● Figure content listings:

|---|

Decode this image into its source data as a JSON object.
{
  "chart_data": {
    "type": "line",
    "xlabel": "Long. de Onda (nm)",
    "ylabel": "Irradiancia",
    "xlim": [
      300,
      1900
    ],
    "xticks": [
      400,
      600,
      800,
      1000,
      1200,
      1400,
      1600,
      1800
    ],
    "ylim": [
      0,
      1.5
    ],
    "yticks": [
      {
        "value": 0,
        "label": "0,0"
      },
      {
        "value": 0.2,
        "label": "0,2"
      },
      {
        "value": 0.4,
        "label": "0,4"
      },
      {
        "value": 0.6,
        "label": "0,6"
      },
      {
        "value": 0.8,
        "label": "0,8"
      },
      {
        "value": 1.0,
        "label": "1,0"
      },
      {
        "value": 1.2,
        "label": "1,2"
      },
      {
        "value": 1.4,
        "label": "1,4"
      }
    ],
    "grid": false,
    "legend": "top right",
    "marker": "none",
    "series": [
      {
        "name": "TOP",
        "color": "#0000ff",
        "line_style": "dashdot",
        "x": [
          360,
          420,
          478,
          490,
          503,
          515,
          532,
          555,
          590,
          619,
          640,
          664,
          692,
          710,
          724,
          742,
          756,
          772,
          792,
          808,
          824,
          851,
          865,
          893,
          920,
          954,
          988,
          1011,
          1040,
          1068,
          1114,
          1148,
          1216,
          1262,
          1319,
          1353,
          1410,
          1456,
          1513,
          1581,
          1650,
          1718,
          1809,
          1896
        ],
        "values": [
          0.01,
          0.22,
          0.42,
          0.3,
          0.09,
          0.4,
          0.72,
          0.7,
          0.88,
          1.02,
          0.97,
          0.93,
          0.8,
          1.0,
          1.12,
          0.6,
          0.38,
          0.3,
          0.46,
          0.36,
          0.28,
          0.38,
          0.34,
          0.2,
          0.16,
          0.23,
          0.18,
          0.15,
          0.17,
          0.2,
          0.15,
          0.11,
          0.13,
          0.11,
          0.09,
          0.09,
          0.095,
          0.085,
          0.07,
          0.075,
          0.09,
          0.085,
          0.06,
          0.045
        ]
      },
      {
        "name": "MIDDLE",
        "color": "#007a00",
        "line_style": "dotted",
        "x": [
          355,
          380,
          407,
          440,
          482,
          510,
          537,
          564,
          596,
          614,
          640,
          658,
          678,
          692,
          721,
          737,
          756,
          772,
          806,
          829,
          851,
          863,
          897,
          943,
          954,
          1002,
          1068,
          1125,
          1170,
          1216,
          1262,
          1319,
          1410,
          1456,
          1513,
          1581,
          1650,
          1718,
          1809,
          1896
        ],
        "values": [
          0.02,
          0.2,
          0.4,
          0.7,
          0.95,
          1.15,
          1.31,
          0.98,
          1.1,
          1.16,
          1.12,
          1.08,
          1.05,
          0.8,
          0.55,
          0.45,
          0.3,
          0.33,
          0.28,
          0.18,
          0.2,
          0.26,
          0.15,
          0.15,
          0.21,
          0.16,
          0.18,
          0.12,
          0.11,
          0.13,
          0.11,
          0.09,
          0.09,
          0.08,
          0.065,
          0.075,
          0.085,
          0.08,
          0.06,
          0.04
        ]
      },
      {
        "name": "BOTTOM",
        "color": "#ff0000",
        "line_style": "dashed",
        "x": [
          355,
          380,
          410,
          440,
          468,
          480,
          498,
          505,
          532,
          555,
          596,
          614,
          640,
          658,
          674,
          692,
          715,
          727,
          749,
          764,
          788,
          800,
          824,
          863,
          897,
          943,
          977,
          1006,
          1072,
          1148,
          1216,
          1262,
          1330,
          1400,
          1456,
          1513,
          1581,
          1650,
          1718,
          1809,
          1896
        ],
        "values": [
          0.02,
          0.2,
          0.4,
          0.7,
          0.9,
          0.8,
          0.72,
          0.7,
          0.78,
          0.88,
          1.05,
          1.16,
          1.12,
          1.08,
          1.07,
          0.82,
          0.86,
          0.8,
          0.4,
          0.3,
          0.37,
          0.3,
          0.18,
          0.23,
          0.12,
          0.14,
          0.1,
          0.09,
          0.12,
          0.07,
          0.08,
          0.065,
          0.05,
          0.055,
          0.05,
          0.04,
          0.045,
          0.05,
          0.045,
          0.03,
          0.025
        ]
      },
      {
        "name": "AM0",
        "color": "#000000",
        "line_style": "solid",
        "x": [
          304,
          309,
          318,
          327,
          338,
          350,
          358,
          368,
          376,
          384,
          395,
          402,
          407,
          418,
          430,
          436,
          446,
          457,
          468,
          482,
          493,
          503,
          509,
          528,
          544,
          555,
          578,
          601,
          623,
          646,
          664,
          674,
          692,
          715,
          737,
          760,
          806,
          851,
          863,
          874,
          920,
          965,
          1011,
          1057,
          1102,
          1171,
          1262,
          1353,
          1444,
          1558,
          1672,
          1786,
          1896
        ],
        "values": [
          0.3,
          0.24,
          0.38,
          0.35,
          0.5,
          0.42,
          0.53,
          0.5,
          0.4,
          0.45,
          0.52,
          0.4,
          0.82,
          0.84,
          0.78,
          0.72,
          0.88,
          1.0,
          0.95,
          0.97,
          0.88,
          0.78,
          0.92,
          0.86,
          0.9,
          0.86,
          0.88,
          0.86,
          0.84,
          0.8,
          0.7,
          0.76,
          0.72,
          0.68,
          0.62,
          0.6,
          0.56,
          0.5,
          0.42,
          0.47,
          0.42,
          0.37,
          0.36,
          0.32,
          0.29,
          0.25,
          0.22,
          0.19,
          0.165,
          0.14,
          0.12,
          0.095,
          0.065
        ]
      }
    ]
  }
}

|---|

● Objective: Give an exact copy of all the data shown above.

● Exercise answer:
Decode this image into its source data as a JSON object.
{
  "chart_data": {
    "type": "line",
    "xlabel": "Long. de Onda (nm)",
    "ylabel": "Irradiancia",
    "xlim": [
      300,
      1900
    ],
    "xticks": [
      400,
      600,
      800,
      1000,
      1200,
      1400,
      1600,
      1800
    ],
    "ylim": [
      0,
      1.5
    ],
    "yticks": [
      {
        "value": 0,
        "label": "0,0"
      },
      {
        "value": 0.2,
        "label": "0,2"
      },
      {
        "value": 0.4,
        "label": "0,4"
      },
      {
        "value": 0.6,
        "label": "0,6"
      },
      {
        "value": 0.8,
        "label": "0,8"
      },
      {
        "value": 1.0,
        "label": "1,0"
      },
      {
        "value": 1.2,
        "label": "1,2"
      },
      {
        "value": 1.4,
        "label": "1,4"
      }
    ],
    "grid": false,
    "legend": "top right",
    "marker": "none",
    "series": [
      {
        "name": "TOP",
        "color": "#0000ff",
        "line_style": "dashdot",
        "x": [
          360,
          420,
          478,
          490,
          503,
          515,
          532,
          555,
          590,
          619,
          640,
          664,
          692,
          710,
          724,
          742,
          756,
          772,
          792,
          808,
          824,
          851,
          865,
          893,
          920,
          954,
          988,
          1011,
          1040,
          1068,
          1114,
          1148,
          1216,
          1262,
          1319,
          1353,
          1410,
          1456,
          1513,
          1581,
          1650,
          1718,
          1809,
          1896
        ],
        "values": [
          0.01,
          0.22,
          0.42,
          0.3,
          0.09,
          0.4,
          0.72,
          0.7,
          0.88,
          1.02,
          0.97,
          0.93,
          0.8,
          1.0,
          1.12,
          0.6,
          0.38,
          0.3,
          0.46,
          0.36,
          0.28,
          0.38,
          0.34,
          0.2,
          0.16,
          0.23,
          0.18,
          0.15,
          0.17,
          0.2,
          0.15,
          0.11,
          0.13,
          0.11,
          0.09,
          0.09,
          0.095,
          0.085,
          0.07,
          0.075,
          0.09,
          0.085,
          0.06,
          0.045
        ]
      },
      {
        "name": "MIDDLE",
        "color": "#007a00",
        "line_style": "dotted",
        "x": [
          355,
          380,
          407,
          440,
          482,
          510,
          537,
          564,
          596,
          614,
          640,
          658,
          678,
          692,
          721,
          737,
          756,
          772,
          806,
          829,
          851,
          863,
          897,
          943,
          954,
          1002,
          1068,
          1125,
          1170,
          1216,
          1262,
          1319,
          1410,
          1456,
          1513,
          1581,
          1650,
          1718,
          1809,
          1896
        ],
        "values": [
          0.02,
          0.2,
          0.4,
          0.7,
          0.95,
          1.15,
          1.31,
          0.98,
          1.1,
          1.16,
          1.12,
          1.08,
          1.05,
          0.8,
          0.55,
          0.45,
          0.3,
          0.33,
          0.28,
          0.18,
          0.2,
          0.26,
          0.15,
          0.15,
          0.21,
          0.16,
          0.18,
          0.12,
          0.11,
          0.13,
          0.11,
          0.09,
          0.09,
          0.08,
          0.065,
          0.075,
          0.085,
          0.08,
          0.06,
          0.04
        ]
      },
      {
        "name": "BOTTOM",
        "color": "#ff0000",
        "line_style": "dashed",
        "x": [
          355,
          380,
          410,
          440,
          468,
          480,
          498,
          505,
          532,
          555,
          596,
          614,
          640,
          658,
          674,
          692,
          715,
          727,
          749,
          764,
          788,
          800,
          824,
          863,
          897,
          943,
          977,
          1006,
          1072,
          1148,
          1216,
          1262,
          1330,
          1400,
          1456,
          1513,
          1581,
          1650,
          1718,
          1809,
          1896
        ],
        "values": [
          0.02,
          0.2,
          0.4,
          0.7,
          0.9,
          0.8,
          0.72,
          0.7,
          0.78,
          0.88,
          1.05,
          1.16,
          1.12,
          1.08,
          1.07,
          0.82,
          0.86,
          0.8,
          0.4,
          0.3,
          0.37,
          0.3,
          0.18,
          0.23,
          0.12,
          0.14,
          0.1,
          0.09,
          0.12,
          0.07,
          0.08,
          0.065,
          0.05,
          0.055,
          0.05,
          0.04,
          0.045,
          0.05,
          0.045,
          0.03,
          0.025
        ]
      },
      {
        "name": "AM0",
        "color": "#000000",
        "line_style": "solid",
        "x": [
          304,
          309,
          318,
          327,
          338,
          350,
          358,
          368,
          376,
          384,
          395,
          402,
          407,
          418,
          430,
          436,
          446,
          457,
          468,
          482,
          493,
          503,
          509,
          528,
          544,
          555,
          578,
          601,
          623,
          646,
          664,
          674,
          692,
          715,
          737,
          760,
          806,
          851,
          863,
          874,
          920,
          965,
          1011,
          1057,
          1102,
          1171,
          1262,
          1353,
          1444,
          1558,
          1672,
          1786,
          1896
        ],
        "values": [
          0.3,
          0.24,
          0.38,
          0.35,
          0.5,
          0.42,
          0.53,
          0.5,
          0.4,
          0.45,
          0.52,
          0.4,
          0.82,
          0.84,
          0.78,
          0.72,
          0.88,
          1.0,
          0.95,
          0.97,
          0.88,
          0.78,
          0.92,
          0.86,
          0.9,
          0.86,
          0.88,
          0.86,
          0.84,
          0.8,
          0.7,
          0.76,
          0.72,
          0.68,
          0.62,
          0.6,
          0.56,
          0.5,
          0.42,
          0.47,
          0.42,
          0.37,
          0.36,
          0.32,
          0.29,
          0.25,
          0.22,
          0.19,
          0.165,
          0.14,
          0.12,
          0.095,
          0.065
        ]
      }
    ]
  }
}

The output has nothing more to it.